## What to do:
Convert the lines below into a Markdown table with two columns, Row and Line, giving each line its own numbered row. Omit blank lines and pictures.

## Material provided:
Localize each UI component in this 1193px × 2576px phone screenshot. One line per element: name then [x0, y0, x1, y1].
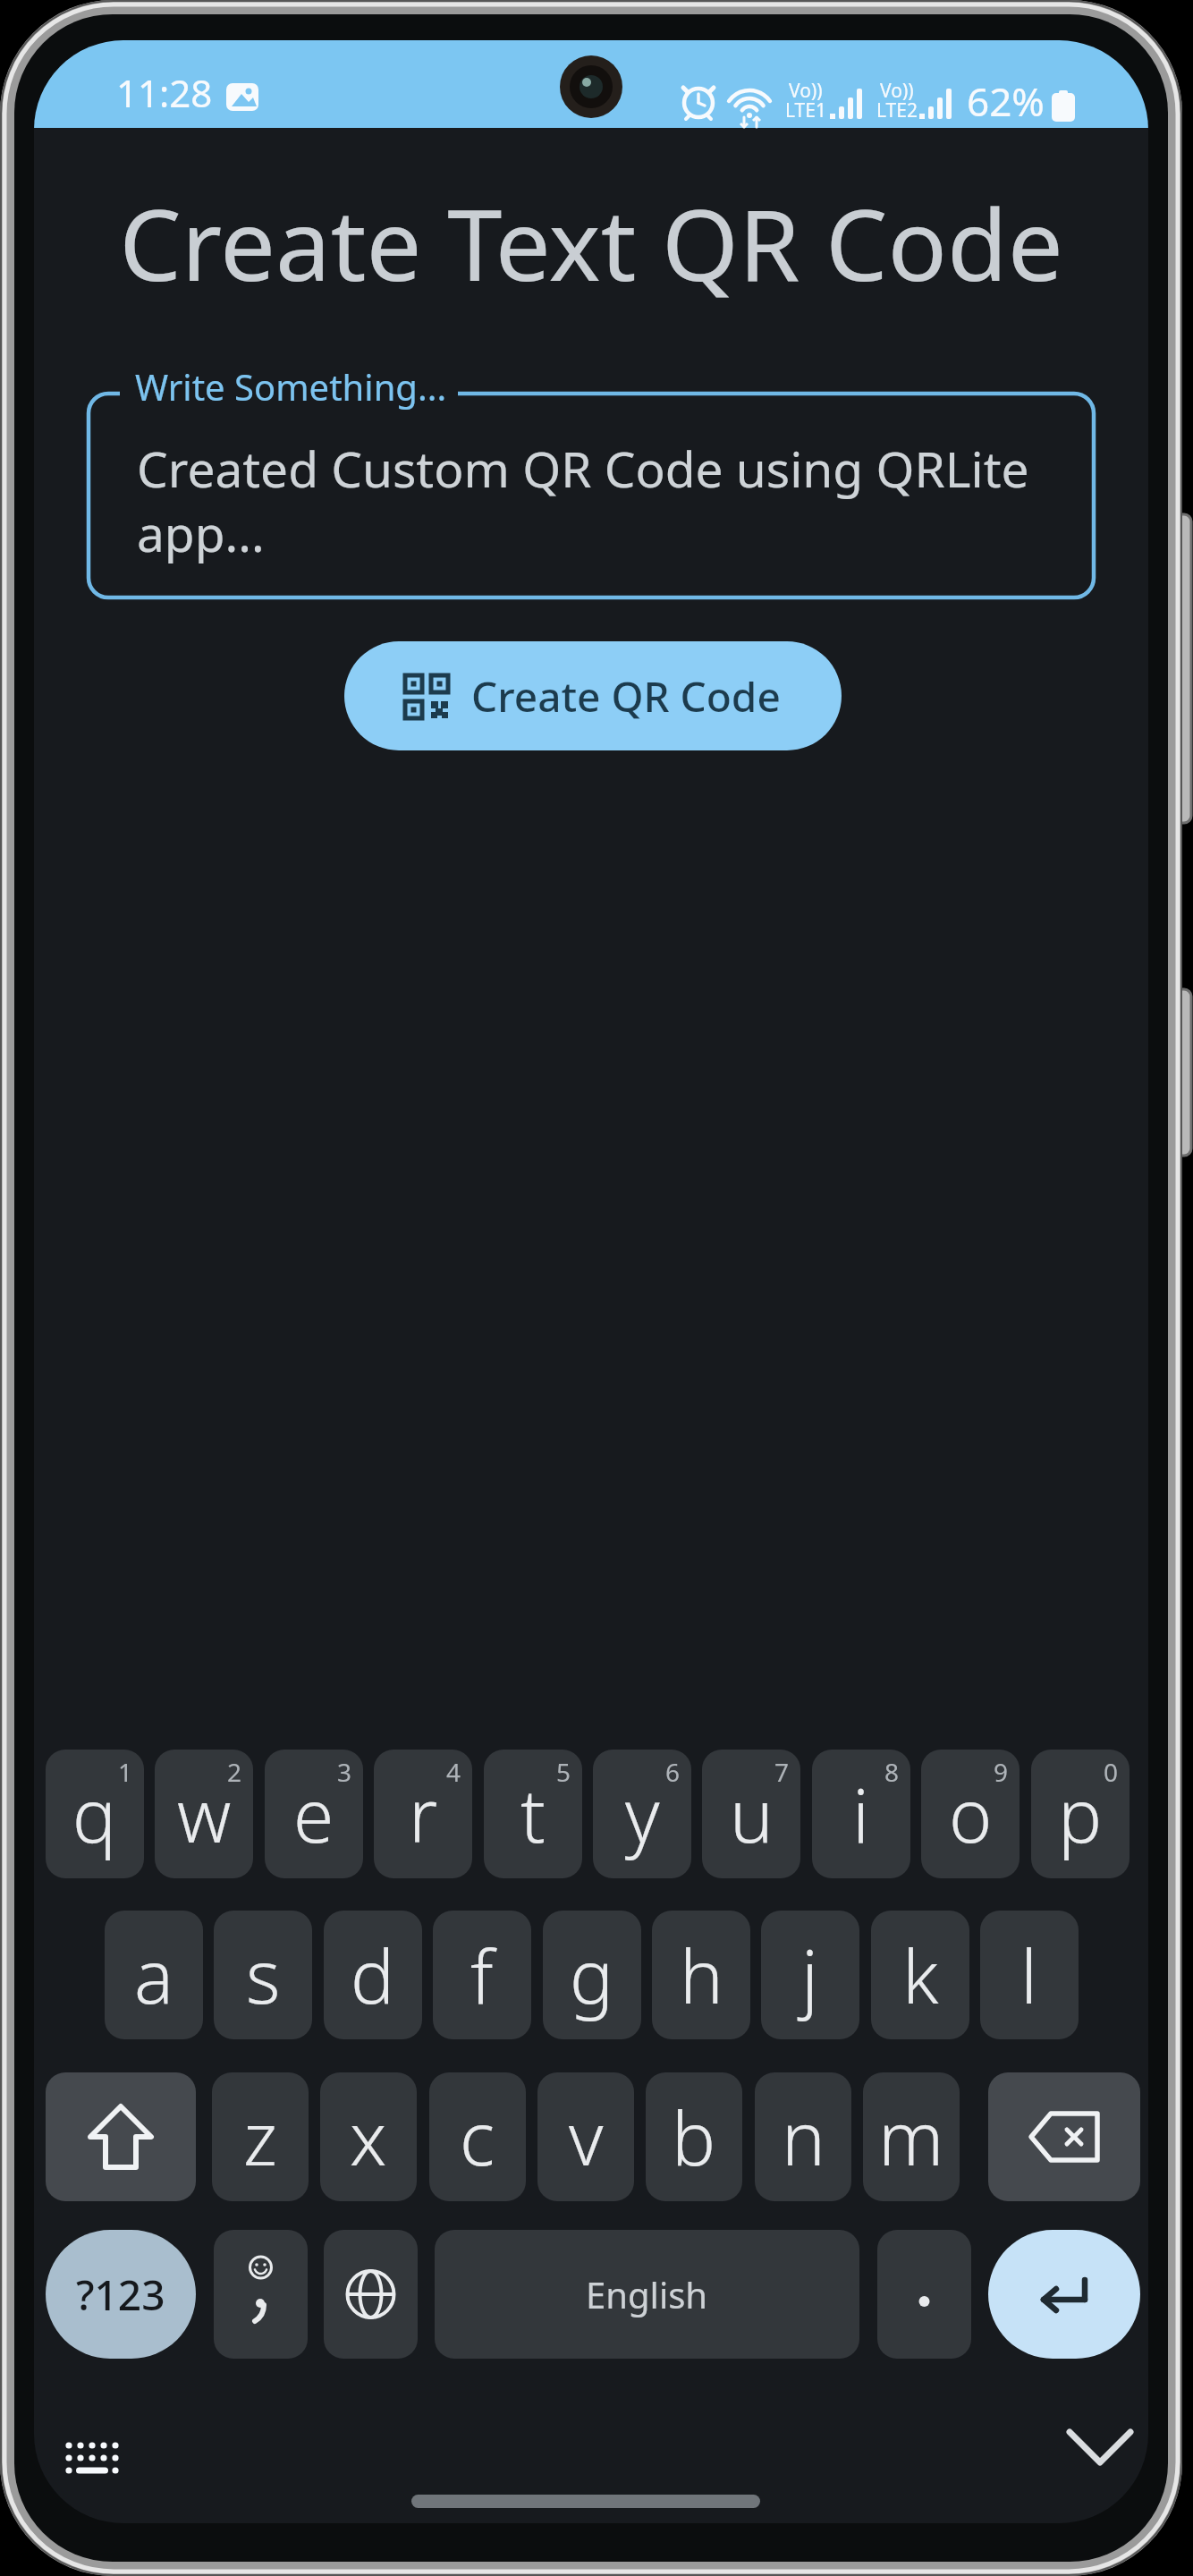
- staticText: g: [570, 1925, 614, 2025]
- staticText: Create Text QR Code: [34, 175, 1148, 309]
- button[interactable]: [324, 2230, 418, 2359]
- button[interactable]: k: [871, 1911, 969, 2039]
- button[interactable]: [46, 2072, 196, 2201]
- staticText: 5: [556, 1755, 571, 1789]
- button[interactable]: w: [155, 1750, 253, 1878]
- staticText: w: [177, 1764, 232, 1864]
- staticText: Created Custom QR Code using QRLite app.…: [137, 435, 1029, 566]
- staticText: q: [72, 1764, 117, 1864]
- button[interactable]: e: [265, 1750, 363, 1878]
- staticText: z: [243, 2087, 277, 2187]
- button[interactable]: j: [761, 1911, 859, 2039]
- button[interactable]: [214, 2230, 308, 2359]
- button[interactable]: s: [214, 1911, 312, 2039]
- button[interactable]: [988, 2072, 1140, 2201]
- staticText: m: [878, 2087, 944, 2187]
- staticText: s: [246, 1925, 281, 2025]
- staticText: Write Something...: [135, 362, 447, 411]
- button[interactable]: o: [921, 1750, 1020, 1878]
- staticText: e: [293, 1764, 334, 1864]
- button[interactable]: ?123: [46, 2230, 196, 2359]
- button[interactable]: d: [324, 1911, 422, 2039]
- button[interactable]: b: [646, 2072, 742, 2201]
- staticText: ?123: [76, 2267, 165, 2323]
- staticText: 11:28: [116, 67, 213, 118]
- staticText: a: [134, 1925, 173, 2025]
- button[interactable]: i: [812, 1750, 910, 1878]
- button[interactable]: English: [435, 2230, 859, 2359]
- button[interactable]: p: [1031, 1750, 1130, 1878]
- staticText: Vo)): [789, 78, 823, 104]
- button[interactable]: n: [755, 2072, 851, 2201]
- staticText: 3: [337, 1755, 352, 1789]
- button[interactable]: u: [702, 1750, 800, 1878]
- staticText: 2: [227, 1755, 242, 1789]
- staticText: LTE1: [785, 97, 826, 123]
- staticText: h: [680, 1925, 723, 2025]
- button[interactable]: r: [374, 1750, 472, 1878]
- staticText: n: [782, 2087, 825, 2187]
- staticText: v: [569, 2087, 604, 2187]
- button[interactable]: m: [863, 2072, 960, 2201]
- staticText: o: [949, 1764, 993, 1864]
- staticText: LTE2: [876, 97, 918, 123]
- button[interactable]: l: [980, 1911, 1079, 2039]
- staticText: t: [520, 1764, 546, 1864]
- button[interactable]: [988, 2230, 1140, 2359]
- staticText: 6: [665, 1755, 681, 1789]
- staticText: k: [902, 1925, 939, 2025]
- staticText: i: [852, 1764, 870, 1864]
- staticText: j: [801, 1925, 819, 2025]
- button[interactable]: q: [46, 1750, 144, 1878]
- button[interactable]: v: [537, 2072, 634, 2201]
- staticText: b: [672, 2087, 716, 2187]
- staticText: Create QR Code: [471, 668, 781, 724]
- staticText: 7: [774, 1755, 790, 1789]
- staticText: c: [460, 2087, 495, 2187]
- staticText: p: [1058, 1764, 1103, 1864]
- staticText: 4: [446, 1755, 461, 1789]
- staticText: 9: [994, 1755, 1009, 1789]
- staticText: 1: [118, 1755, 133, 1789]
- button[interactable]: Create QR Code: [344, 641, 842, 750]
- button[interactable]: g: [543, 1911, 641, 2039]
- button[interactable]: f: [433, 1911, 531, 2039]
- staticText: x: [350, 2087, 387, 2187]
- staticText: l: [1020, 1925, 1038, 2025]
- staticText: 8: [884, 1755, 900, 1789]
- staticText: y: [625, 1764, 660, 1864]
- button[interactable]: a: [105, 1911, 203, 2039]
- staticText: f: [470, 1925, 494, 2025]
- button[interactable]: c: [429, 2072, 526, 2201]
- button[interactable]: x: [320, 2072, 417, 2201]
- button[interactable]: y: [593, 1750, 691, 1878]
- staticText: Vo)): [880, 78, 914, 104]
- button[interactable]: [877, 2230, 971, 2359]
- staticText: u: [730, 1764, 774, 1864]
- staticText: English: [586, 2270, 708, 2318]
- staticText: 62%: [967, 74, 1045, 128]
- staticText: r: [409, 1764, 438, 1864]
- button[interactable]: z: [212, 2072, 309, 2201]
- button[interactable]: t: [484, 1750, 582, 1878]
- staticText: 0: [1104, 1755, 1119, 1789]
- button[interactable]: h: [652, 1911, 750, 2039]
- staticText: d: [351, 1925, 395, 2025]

## Task output:
| Row | Line |
|---|---|
| 1 | Localize each UI component in this 1193px × 2576px phone screenshot. One line per element: name then [x0, y0, x1, y1]. |
| 2 | - staticText: g: [570, 1925, 614, 2025] |
| 3 | - staticText: Create Text QR Code: [34, 175, 1148, 309] |
| 4 | - button[interactable]: [324, 2230, 418, 2359] |
| 5 | - button[interactable]: k: [871, 1911, 969, 2039] |
| 6 | - button[interactable]: [46, 2072, 196, 2201] |
| 7 | - staticText: 5: [556, 1755, 571, 1789] |
| 8 | - button[interactable]: w: [155, 1750, 253, 1878] |
| 9 | - staticText: w: [177, 1764, 232, 1864] |
| 10 | - staticText: Created Custom QR Code using QRLite app.…: [137, 435, 1029, 566] |
| 11 | - staticText: q: [72, 1764, 117, 1864] |
| 12 | - button[interactable]: e: [265, 1750, 363, 1878] |
| 13 | - staticText: z: [243, 2087, 277, 2187] |
| 14 | - button[interactable]: j: [761, 1911, 859, 2039] |
| 15 | - button[interactable]: [214, 2230, 308, 2359] |
| 16 | - button[interactable]: s: [214, 1911, 312, 2039] |
| 17 | - button[interactable]: [988, 2072, 1140, 2201] |
| 18 | - staticText: m: [878, 2087, 944, 2187] |
| 19 | - staticText: s: [246, 1925, 281, 2025] |
| 20 | - staticText: Write Something...: [135, 362, 447, 411] |
| 21 | - button[interactable]: o: [921, 1750, 1020, 1878] |
| 22 | - staticText: e: [293, 1764, 334, 1864] |
| 23 | - button[interactable]: ?123: [46, 2230, 196, 2359] |
| 24 | - button[interactable]: d: [324, 1911, 422, 2039] |
| 25 | - button[interactable]: b: [646, 2072, 742, 2201] |
| 26 | - staticText: ?123: [76, 2267, 165, 2323] |
| 27 | - staticText: 11:28: [116, 67, 213, 118] |
| 28 | - staticText: a: [134, 1925, 173, 2025] |
| 29 | - button[interactable]: i: [812, 1750, 910, 1878] |
| 30 | - button[interactable]: English: [435, 2230, 859, 2359] |
| 31 | - button[interactable]: p: [1031, 1750, 1130, 1878] |
| 32 | - staticText: Vo)): [789, 78, 823, 104] |
| 33 | - button[interactable]: n: [755, 2072, 851, 2201] |
| 34 | - staticText: 3: [337, 1755, 352, 1789] |
| 35 | - button[interactable]: u: [702, 1750, 800, 1878] |
| 36 | - staticText: 2: [227, 1755, 242, 1789] |
| 37 | - staticText: LTE1: [785, 97, 826, 123] |
| 38 | - staticText: h: [680, 1925, 723, 2025] |
| 39 | - button[interactable]: r: [374, 1750, 472, 1878] |
| 40 | - staticText: n: [782, 2087, 825, 2187] |
| 41 | - staticText: v: [569, 2087, 604, 2187] |
| 42 | - button[interactable]: m: [863, 2072, 960, 2201] |
| 43 | - staticText: o: [949, 1764, 993, 1864] |
| 44 | - staticText: LTE2: [876, 97, 918, 123] |
| 45 | - button[interactable]: l: [980, 1911, 1079, 2039] |
| 46 | - staticText: t: [520, 1764, 546, 1864] |
| 47 | - button[interactable]: [988, 2230, 1140, 2359] |
| 48 | - staticText: 6: [665, 1755, 681, 1789] |
| 49 | - staticText: k: [902, 1925, 939, 2025] |
| 50 | - staticText: i: [852, 1764, 870, 1864] |
| 51 | - staticText: j: [801, 1925, 819, 2025] |
| 52 | - button[interactable]: q: [46, 1750, 144, 1878] |
| 53 | - button[interactable]: v: [537, 2072, 634, 2201] |
| 54 | - staticText: b: [672, 2087, 716, 2187] |
| 55 | - staticText: Create QR Code: [471, 668, 781, 724] |
| 56 | - staticText: 7: [774, 1755, 790, 1789] |
| 57 | - staticText: c: [460, 2087, 495, 2187] |
| 58 | - staticText: p: [1058, 1764, 1103, 1864] |
| 59 | - staticText: 4: [446, 1755, 461, 1789] |
| 60 | - staticText: 9: [994, 1755, 1009, 1789] |
| 61 | - staticText: 1: [118, 1755, 133, 1789] |
| 62 | - button[interactable]: Create QR Code: [344, 641, 842, 750] |
| 63 | - button[interactable]: g: [543, 1911, 641, 2039] |
| 64 | - button[interactable]: f: [433, 1911, 531, 2039] |
| 65 | - staticText: x: [350, 2087, 387, 2187] |
| 66 | - staticText: l: [1020, 1925, 1038, 2025] |
| 67 | - staticText: 8: [884, 1755, 900, 1789] |
| 68 | - staticText: y: [625, 1764, 660, 1864] |
| 69 | - button[interactable]: a: [105, 1911, 203, 2039] |
| 70 | - staticText: f: [470, 1925, 494, 2025] |
| 71 | - button[interactable]: c: [429, 2072, 526, 2201] |
| 72 | - button[interactable]: x: [320, 2072, 417, 2201] |
| 73 | - button[interactable]: y: [593, 1750, 691, 1878] |
| 74 | - staticText: Vo)): [880, 78, 914, 104] |
| 75 | - button[interactable]: [877, 2230, 971, 2359] |
| 76 | - staticText: u: [730, 1764, 774, 1864] |
| 77 | - staticText: English: [586, 2270, 708, 2318] |
| 78 | - staticText: 62%: [967, 74, 1045, 128] |
| 79 | - staticText: r: [409, 1764, 438, 1864] |
| 80 | - button[interactable]: z: [212, 2072, 309, 2201] |
| 81 | - button[interactable]: t: [484, 1750, 582, 1878] |
| 82 | - staticText: 0: [1104, 1755, 1119, 1789] |
| 83 | - button[interactable]: h: [652, 1911, 750, 2039] |
| 84 | - staticText: d: [351, 1925, 395, 2025] |